**Task**
Transcribe the records that follow. Keep every word exactly, and drop the pictures.

**Entries taken from a collection**
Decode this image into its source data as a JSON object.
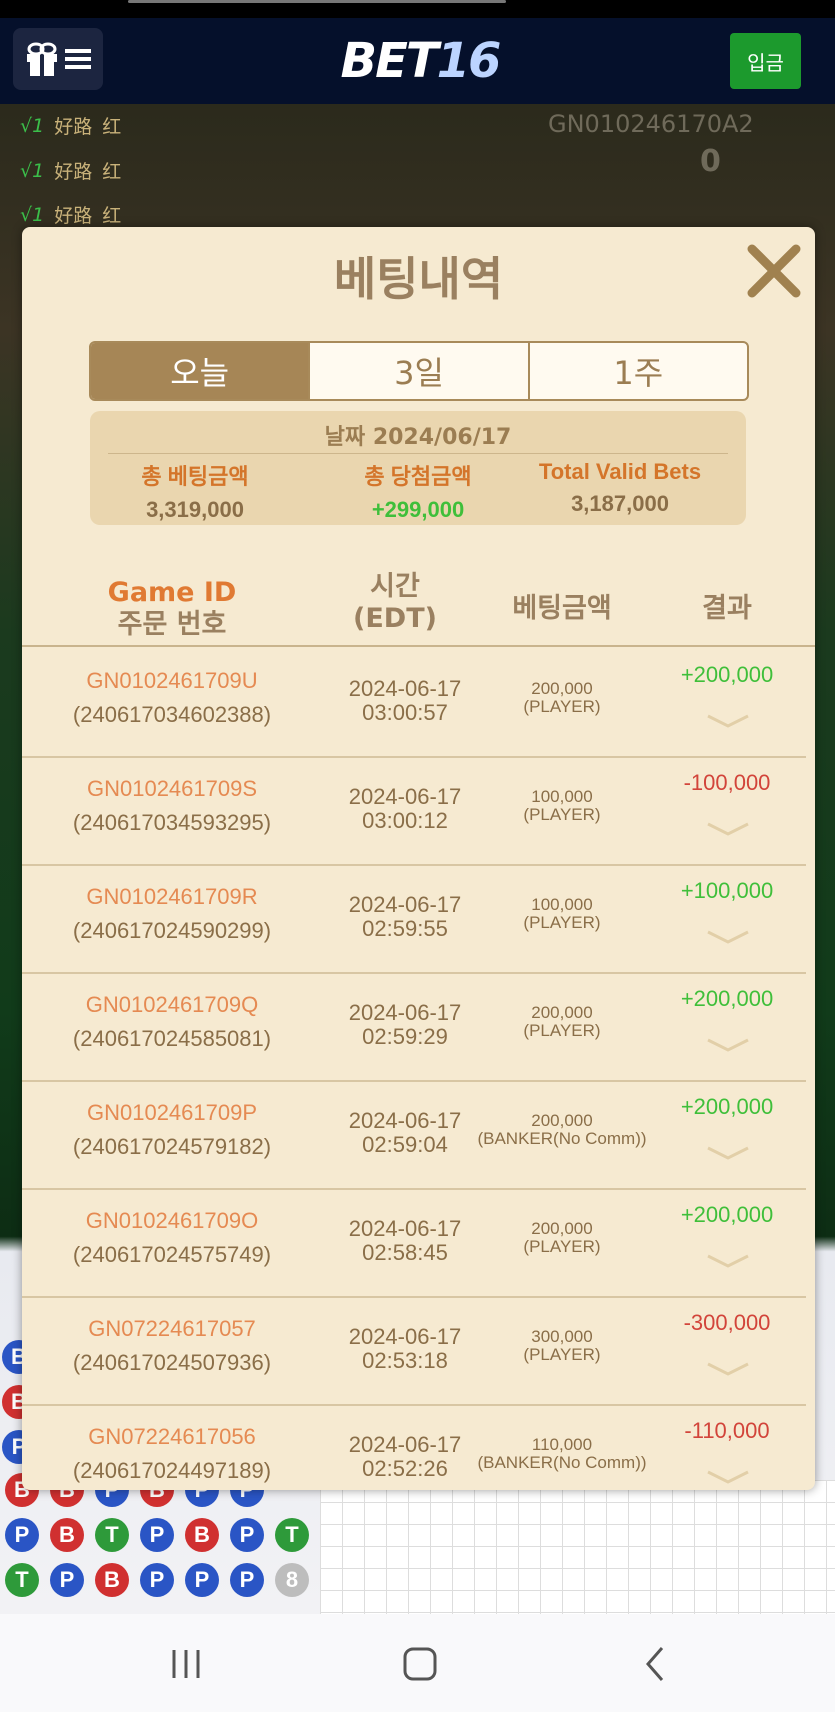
{
  "header": {
    "logo_bet": "BET",
    "logo_num": "16",
    "deposit_label": "입금"
  },
  "background": {
    "game_id": "GN010246170A2",
    "coin_count": "0",
    "rows": [
      {
        "check": "√1",
        "label": "好路",
        "color": "红"
      },
      {
        "check": "√1",
        "label": "好路",
        "color": "红"
      },
      {
        "check": "√1",
        "label": "好路",
        "color": "红"
      }
    ]
  },
  "modal": {
    "title": "베팅내역",
    "tabs": [
      "오늘",
      "3일",
      "1주"
    ],
    "active_tab": 0,
    "summary": {
      "date_label": "날짜",
      "date": "2024/06/17",
      "total_bet_label": "총 베팅금액",
      "total_bet": "3,319,000",
      "total_win_label": "총 당첨금액",
      "total_win": "+299,000",
      "valid_label": "Total Valid Bets",
      "valid": "3,187,000"
    },
    "headers": {
      "game_id": "Game ID",
      "order_no": "주문 번호",
      "time": "시간",
      "tz": "(EDT)",
      "amount": "베팅금액",
      "result": "결과"
    },
    "rows": [
      {
        "game_id": "GN0102461709U",
        "order": "(240617034602388)",
        "date": "2024-06-17",
        "time": "03:00:57",
        "amount": "200,000",
        "bet": "(PLAYER)",
        "result": "+200,000",
        "win": true
      },
      {
        "game_id": "GN0102461709S",
        "order": "(240617034593295)",
        "date": "2024-06-17",
        "time": "03:00:12",
        "amount": "100,000",
        "bet": "(PLAYER)",
        "result": "-100,000",
        "win": false
      },
      {
        "game_id": "GN0102461709R",
        "order": "(240617024590299)",
        "date": "2024-06-17",
        "time": "02:59:55",
        "amount": "100,000",
        "bet": "(PLAYER)",
        "result": "+100,000",
        "win": true
      },
      {
        "game_id": "GN0102461709Q",
        "order": "(240617024585081)",
        "date": "2024-06-17",
        "time": "02:59:29",
        "amount": "200,000",
        "bet": "(PLAYER)",
        "result": "+200,000",
        "win": true
      },
      {
        "game_id": "GN0102461709P",
        "order": "(240617024579182)",
        "date": "2024-06-17",
        "time": "02:59:04",
        "amount": "200,000",
        "bet": "(BANKER(No Comm))",
        "result": "+200,000",
        "win": true
      },
      {
        "game_id": "GN0102461709O",
        "order": "(240617024575749)",
        "date": "2024-06-17",
        "time": "02:58:45",
        "amount": "200,000",
        "bet": "(PLAYER)",
        "result": "+200,000",
        "win": true
      },
      {
        "game_id": "GN07224617057",
        "order": "(240617024507936)",
        "date": "2024-06-17",
        "time": "02:53:18",
        "amount": "300,000",
        "bet": "(PLAYER)",
        "result": "-300,000",
        "win": false
      },
      {
        "game_id": "GN07224617056",
        "order": "(240617024497189)",
        "date": "2024-06-17",
        "time": "02:52:26",
        "amount": "110,000",
        "bet": "(BANKER(No Comm))",
        "result": "-110,000",
        "win": false
      }
    ]
  },
  "colors": {
    "accent": "#a68656",
    "win": "#3fbf3a",
    "loss": "#d2443a",
    "deposit": "#1c9a2d"
  }
}
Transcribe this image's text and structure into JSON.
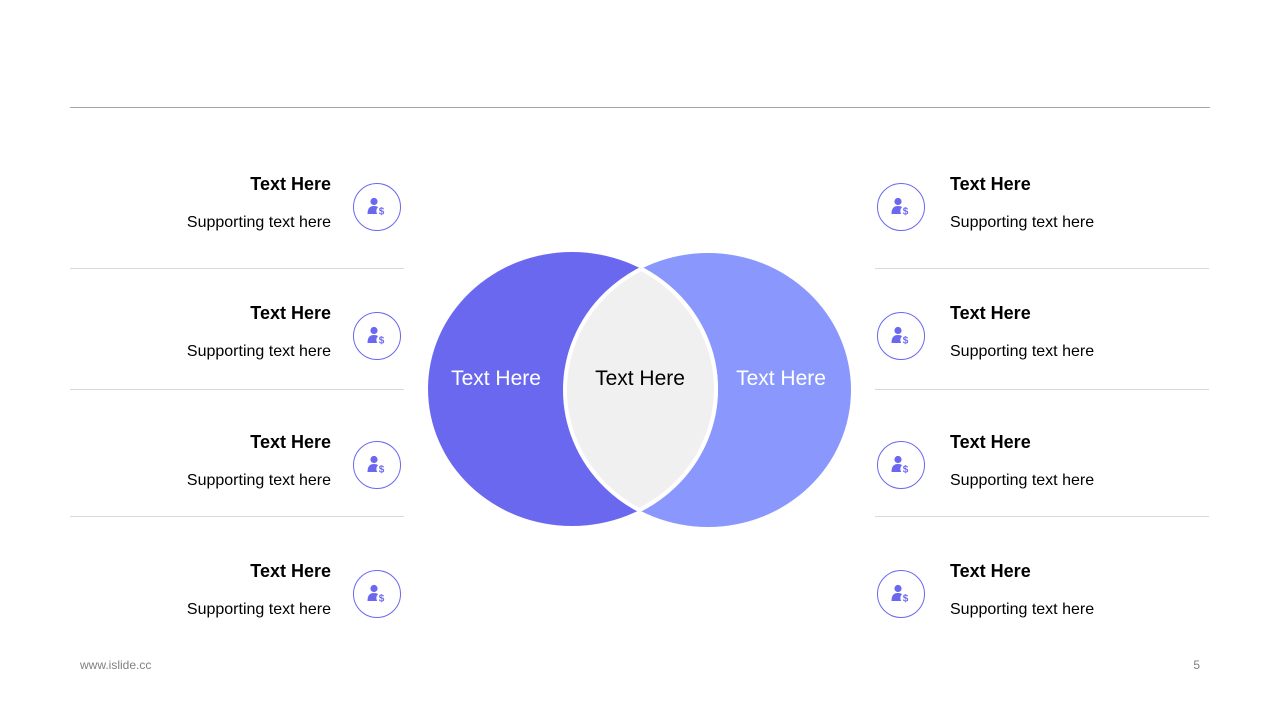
{
  "left_items": [
    {
      "title": "Text Here",
      "subtitle": "Supporting text here",
      "icon": "user-dollar-icon"
    },
    {
      "title": "Text Here",
      "subtitle": "Supporting text here",
      "icon": "user-dollar-icon"
    },
    {
      "title": "Text Here",
      "subtitle": "Supporting text here",
      "icon": "user-dollar-icon"
    },
    {
      "title": "Text Here",
      "subtitle": "Supporting text here",
      "icon": "user-dollar-icon"
    }
  ],
  "right_items": [
    {
      "title": "Text Here",
      "subtitle": "Supporting text here",
      "icon": "user-dollar-icon"
    },
    {
      "title": "Text Here",
      "subtitle": "Supporting text here",
      "icon": "user-dollar-icon"
    },
    {
      "title": "Text Here",
      "subtitle": "Supporting text here",
      "icon": "user-dollar-icon"
    },
    {
      "title": "Text Here",
      "subtitle": "Supporting text here",
      "icon": "user-dollar-icon"
    }
  ],
  "venn": {
    "left_label": "Text Here",
    "center_label": "Text Here",
    "right_label": "Text Here",
    "left_color": "#6b68f0",
    "right_color": "#8a98fd",
    "center_color": "#f0f0f0"
  },
  "colors": {
    "accent": "#6b68f0"
  },
  "footer": {
    "url": "www.islide.cc",
    "page_number": "5"
  }
}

**Expected output**
Decode this image into its source data as a JSON object.
{
  "header": {
    "logo_bet": "BET",
    "logo_num": "16",
    "deposit_label": "입금"
  },
  "background": {
    "game_id": "GN010246170A2",
    "coin_count": "0",
    "rows": [
      {
        "check": "√1",
        "label": "好路",
        "color": "红"
      },
      {
        "check": "√1",
        "label": "好路",
        "color": "红"
      },
      {
        "check": "√1",
        "label": "好路",
        "color": "红"
      }
    ]
  },
  "modal": {
    "title": "베팅내역",
    "tabs": [
      "오늘",
      "3일",
      "1주"
    ],
    "active_tab": 0,
    "summary": {
      "date_label": "날짜",
      "date": "2024/06/17",
      "total_bet_label": "총 베팅금액",
      "total_bet": "3,319,000",
      "total_win_label": "총 당첨금액",
      "total_win": "+299,000",
      "valid_label": "Total Valid Bets",
      "valid": "3,187,000"
    },
    "headers": {
      "game_id": "Game ID",
      "order_no": "주문 번호",
      "time": "시간",
      "tz": "(EDT)",
      "amount": "베팅금액",
      "result": "결과"
    },
    "rows": [
      {
        "game_id": "GN0102461709U",
        "order": "(240617034602388)",
        "date": "2024-06-17",
        "time": "03:00:57",
        "amount": "200,000",
        "bet": "(PLAYER)",
        "result": "+200,000",
        "win": true
      },
      {
        "game_id": "GN0102461709S",
        "order": "(240617034593295)",
        "date": "2024-06-17",
        "time": "03:00:12",
        "amount": "100,000",
        "bet": "(PLAYER)",
        "result": "-100,000",
        "win": false
      },
      {
        "game_id": "GN0102461709R",
        "order": "(240617024590299)",
        "date": "2024-06-17",
        "time": "02:59:55",
        "amount": "100,000",
        "bet": "(PLAYER)",
        "result": "+100,000",
        "win": true
      },
      {
        "game_id": "GN0102461709Q",
        "order": "(240617024585081)",
        "date": "2024-06-17",
        "time": "02:59:29",
        "amount": "200,000",
        "bet": "(PLAYER)",
        "result": "+200,000",
        "win": true
      },
      {
        "game_id": "GN0102461709P",
        "order": "(240617024579182)",
        "date": "2024-06-17",
        "time": "02:59:04",
        "amount": "200,000",
        "bet": "(BANKER(No Comm))",
        "result": "+200,000",
        "win": true
      },
      {
        "game_id": "GN0102461709O",
        "order": "(240617024575749)",
        "date": "2024-06-17",
        "time": "02:58:45",
        "amount": "200,000",
        "bet": "(PLAYER)",
        "result": "+200,000",
        "win": true
      },
      {
        "game_id": "GN07224617057",
        "order": "(240617024507936)",
        "date": "2024-06-17",
        "time": "02:53:18",
        "amount": "300,000",
        "bet": "(PLAYER)",
        "result": "-300,000",
        "win": false
      },
      {
        "game_id": "GN07224617056",
        "order": "(240617024497189)",
        "date": "2024-06-17",
        "time": "02:52:26",
        "amount": "110,000",
        "bet": "(BANKER(No Comm))",
        "result": "-110,000",
        "win": false
      }
    ]
  },
  "colors": {
    "accent": "#a68656",
    "win": "#3fbf3a",
    "loss": "#d2443a",
    "deposit": "#1c9a2d"
  }
}
Transcribe this image's text and structure into JSON.
{
  "left_items": [
    {
      "title": "Text Here",
      "subtitle": "Supporting text here",
      "icon": "user-dollar-icon"
    },
    {
      "title": "Text Here",
      "subtitle": "Supporting text here",
      "icon": "user-dollar-icon"
    },
    {
      "title": "Text Here",
      "subtitle": "Supporting text here",
      "icon": "user-dollar-icon"
    },
    {
      "title": "Text Here",
      "subtitle": "Supporting text here",
      "icon": "user-dollar-icon"
    }
  ],
  "right_items": [
    {
      "title": "Text Here",
      "subtitle": "Supporting text here",
      "icon": "user-dollar-icon"
    },
    {
      "title": "Text Here",
      "subtitle": "Supporting text here",
      "icon": "user-dollar-icon"
    },
    {
      "title": "Text Here",
      "subtitle": "Supporting text here",
      "icon": "user-dollar-icon"
    },
    {
      "title": "Text Here",
      "subtitle": "Supporting text here",
      "icon": "user-dollar-icon"
    }
  ],
  "venn": {
    "left_label": "Text Here",
    "center_label": "Text Here",
    "right_label": "Text Here",
    "left_color": "#6b68f0",
    "right_color": "#8a98fd",
    "center_color": "#f0f0f0"
  },
  "colors": {
    "accent": "#6b68f0"
  },
  "footer": {
    "url": "www.islide.cc",
    "page_number": "5"
  }
}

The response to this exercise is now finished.